(Dataset records)
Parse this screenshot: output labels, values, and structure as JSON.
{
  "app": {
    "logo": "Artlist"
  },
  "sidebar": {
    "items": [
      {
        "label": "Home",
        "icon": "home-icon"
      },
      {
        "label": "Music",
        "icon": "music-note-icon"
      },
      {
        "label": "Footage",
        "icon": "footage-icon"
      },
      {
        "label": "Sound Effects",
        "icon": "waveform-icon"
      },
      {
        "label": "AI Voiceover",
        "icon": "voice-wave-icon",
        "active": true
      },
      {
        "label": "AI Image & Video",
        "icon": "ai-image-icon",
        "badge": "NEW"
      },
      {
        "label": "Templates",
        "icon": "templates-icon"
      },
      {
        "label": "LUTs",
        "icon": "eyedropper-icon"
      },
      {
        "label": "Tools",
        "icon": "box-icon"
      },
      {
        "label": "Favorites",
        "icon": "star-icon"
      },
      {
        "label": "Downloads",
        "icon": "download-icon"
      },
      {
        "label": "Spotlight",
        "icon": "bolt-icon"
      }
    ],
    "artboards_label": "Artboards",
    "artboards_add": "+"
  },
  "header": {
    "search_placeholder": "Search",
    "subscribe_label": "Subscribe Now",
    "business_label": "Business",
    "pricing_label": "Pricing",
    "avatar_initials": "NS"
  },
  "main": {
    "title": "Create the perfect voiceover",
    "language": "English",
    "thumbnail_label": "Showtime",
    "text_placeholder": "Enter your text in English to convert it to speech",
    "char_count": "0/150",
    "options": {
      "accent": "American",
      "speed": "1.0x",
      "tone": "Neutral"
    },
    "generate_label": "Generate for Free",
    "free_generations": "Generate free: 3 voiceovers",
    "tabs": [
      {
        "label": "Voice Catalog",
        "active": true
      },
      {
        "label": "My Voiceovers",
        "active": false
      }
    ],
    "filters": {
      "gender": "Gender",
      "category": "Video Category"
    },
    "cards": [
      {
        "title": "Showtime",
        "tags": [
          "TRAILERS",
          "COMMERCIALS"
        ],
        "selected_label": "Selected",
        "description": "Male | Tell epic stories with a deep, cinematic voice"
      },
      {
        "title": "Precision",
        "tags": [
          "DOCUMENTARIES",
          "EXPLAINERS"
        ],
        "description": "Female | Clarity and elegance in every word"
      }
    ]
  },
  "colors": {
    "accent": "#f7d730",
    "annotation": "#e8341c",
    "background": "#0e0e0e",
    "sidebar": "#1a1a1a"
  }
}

• _Problem to solve_
Gather up the lines that contain the word "icon".

• _Full output_
        "icon": "home-icon"
        "icon": "music-note-icon"
        "icon": "footage-icon"
        "icon": "waveform-icon"
        "icon": "voice-wave-icon",
        "icon": "ai-image-icon",
        "icon": "templates-icon"
        "icon": "eyedropper-icon"
        "icon": "box-icon"
        "icon": "star-icon"
        "icon": "download-icon"
        "icon": "bolt-icon"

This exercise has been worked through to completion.